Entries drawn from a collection
============================================================

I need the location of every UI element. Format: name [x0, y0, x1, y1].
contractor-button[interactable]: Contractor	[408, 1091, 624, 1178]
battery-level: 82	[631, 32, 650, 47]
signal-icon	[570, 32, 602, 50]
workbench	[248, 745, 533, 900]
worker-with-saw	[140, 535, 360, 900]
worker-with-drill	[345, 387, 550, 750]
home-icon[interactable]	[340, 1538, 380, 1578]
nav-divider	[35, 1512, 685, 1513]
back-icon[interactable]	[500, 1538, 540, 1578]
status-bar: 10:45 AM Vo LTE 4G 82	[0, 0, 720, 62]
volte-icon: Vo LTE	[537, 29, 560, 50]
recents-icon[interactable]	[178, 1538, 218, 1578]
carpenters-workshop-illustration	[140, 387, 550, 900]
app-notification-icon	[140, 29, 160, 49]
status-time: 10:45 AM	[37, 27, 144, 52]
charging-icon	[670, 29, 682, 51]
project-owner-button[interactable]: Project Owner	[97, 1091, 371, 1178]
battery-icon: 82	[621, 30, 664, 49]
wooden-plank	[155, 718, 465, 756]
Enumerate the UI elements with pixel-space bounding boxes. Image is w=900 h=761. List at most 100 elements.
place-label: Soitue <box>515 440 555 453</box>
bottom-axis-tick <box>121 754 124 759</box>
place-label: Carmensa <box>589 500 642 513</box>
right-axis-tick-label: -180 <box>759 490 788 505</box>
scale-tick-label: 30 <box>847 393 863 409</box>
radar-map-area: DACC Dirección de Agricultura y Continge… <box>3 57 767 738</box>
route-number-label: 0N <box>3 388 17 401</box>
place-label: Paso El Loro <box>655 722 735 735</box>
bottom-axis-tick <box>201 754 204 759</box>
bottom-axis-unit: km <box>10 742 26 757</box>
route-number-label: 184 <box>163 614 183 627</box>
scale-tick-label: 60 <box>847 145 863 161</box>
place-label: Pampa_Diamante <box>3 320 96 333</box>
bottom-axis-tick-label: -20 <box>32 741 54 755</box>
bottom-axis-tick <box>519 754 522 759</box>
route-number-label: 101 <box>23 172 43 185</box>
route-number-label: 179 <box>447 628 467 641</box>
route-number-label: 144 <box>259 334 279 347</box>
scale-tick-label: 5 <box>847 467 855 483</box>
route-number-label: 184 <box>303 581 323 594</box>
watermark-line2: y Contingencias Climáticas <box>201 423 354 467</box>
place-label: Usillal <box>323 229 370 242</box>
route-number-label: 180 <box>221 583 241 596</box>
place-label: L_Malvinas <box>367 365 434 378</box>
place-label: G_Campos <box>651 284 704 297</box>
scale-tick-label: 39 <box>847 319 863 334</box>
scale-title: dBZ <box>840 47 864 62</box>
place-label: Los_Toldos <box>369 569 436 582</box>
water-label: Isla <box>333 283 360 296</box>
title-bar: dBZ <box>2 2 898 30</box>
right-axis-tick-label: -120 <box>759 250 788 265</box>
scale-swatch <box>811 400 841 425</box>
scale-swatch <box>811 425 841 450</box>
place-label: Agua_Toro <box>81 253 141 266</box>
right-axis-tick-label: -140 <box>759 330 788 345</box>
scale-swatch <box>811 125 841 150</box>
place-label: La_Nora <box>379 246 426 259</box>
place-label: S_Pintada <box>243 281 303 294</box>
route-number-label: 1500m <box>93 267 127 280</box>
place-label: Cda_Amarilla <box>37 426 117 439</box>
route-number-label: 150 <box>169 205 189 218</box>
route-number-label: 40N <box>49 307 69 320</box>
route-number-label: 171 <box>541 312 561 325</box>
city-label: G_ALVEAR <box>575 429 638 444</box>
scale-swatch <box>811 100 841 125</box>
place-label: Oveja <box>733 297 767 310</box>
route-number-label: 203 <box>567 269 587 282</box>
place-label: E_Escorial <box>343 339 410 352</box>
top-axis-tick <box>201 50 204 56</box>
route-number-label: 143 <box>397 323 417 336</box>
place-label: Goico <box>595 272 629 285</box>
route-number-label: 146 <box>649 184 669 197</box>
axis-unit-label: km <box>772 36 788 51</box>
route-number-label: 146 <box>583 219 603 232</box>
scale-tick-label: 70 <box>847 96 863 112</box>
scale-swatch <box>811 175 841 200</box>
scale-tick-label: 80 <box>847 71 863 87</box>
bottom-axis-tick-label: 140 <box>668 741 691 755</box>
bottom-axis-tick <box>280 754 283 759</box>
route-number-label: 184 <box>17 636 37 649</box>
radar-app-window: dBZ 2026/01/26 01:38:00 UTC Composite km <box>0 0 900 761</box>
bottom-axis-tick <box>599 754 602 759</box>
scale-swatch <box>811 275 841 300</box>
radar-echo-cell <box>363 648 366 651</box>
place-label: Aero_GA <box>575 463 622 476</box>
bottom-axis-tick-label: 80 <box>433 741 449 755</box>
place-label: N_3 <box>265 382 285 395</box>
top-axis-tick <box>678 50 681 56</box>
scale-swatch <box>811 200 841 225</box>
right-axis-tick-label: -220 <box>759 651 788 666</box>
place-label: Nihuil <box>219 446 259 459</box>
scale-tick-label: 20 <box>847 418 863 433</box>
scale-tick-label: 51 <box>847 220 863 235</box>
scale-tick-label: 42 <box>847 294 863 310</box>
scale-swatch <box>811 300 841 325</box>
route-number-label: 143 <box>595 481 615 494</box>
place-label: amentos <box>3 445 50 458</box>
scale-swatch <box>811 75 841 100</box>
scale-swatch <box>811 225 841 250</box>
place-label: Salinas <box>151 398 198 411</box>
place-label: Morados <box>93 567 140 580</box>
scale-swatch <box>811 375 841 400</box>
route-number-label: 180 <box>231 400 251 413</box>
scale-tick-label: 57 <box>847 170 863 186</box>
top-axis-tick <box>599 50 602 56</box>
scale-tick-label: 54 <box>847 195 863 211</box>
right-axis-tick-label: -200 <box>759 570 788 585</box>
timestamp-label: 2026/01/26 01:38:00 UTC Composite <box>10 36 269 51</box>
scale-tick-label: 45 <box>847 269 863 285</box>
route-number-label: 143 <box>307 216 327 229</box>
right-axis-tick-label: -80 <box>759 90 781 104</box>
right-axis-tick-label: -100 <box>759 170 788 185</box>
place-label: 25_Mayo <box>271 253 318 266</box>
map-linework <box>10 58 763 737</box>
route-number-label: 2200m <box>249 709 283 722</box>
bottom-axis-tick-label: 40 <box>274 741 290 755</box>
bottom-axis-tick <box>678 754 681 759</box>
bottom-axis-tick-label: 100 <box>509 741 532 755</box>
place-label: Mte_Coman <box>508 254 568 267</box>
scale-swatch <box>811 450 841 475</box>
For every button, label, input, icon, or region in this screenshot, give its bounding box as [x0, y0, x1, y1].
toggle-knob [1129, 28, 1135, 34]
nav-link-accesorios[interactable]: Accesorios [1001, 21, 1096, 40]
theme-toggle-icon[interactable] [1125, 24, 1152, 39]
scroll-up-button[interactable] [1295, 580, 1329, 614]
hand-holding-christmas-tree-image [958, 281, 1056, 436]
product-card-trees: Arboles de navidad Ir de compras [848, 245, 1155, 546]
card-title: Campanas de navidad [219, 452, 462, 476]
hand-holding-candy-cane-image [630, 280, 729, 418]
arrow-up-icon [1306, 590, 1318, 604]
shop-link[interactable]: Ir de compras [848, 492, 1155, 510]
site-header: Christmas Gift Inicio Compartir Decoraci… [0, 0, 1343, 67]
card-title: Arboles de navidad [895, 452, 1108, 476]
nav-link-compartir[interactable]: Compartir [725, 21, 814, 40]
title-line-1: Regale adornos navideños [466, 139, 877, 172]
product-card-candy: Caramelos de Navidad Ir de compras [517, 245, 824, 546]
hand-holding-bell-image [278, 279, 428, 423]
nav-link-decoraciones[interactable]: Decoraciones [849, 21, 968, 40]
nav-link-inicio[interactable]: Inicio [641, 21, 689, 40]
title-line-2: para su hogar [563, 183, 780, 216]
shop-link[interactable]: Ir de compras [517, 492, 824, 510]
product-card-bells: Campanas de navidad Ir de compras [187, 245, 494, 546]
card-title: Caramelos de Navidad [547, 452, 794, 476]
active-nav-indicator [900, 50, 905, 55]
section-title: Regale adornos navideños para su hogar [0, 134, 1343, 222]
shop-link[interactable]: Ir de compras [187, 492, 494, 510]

============================================================

Short exercise:
Write out the material again, beginning with its first line and ending with the line that contains "place-label: Paso El", and swap "workbench" for "work-table" while keeping everything else unchanged.

Full response:
I need the location of every UI element. Format: name [x0, y0, x1, y1].
contractor-button[interactable]: Contractor	[408, 1091, 624, 1178]
battery-level: 82	[631, 32, 650, 47]
signal-icon	[570, 32, 602, 50]
work-table	[248, 745, 533, 900]
worker-with-saw	[140, 535, 360, 900]
worker-with-drill	[345, 387, 550, 750]
home-icon[interactable]	[340, 1538, 380, 1578]
nav-divider	[35, 1512, 685, 1513]
back-icon[interactable]	[500, 1538, 540, 1578]
status-bar: 10:45 AM Vo LTE 4G 82	[0, 0, 720, 62]
volte-icon: Vo LTE	[537, 29, 560, 50]
recents-icon[interactable]	[178, 1538, 218, 1578]
carpenters-workshop-illustration	[140, 387, 550, 900]
app-notification-icon	[140, 29, 160, 49]
status-time: 10:45 AM	[37, 27, 144, 52]
charging-icon	[670, 29, 682, 51]
project-owner-button[interactable]: Project Owner	[97, 1091, 371, 1178]
battery-icon: 82	[621, 30, 664, 49]
wooden-plank	[155, 718, 465, 756]
Enumerate the UI elements with pixel-space bounding boxes. Image is w=900 h=761. List at most 100 elements.
place-label: Soitue <box>515 440 555 453</box>
bottom-axis-tick <box>121 754 124 759</box>
place-label: Carmensa <box>589 500 642 513</box>
right-axis-tick-label: -180 <box>759 490 788 505</box>
scale-tick-label: 30 <box>847 393 863 409</box>
radar-map-area: DACC Dirección de Agricultura y Continge… <box>3 57 767 738</box>
route-number-label: 0N <box>3 388 17 401</box>
place-label: Paso El Loro <box>655 722 735 735</box>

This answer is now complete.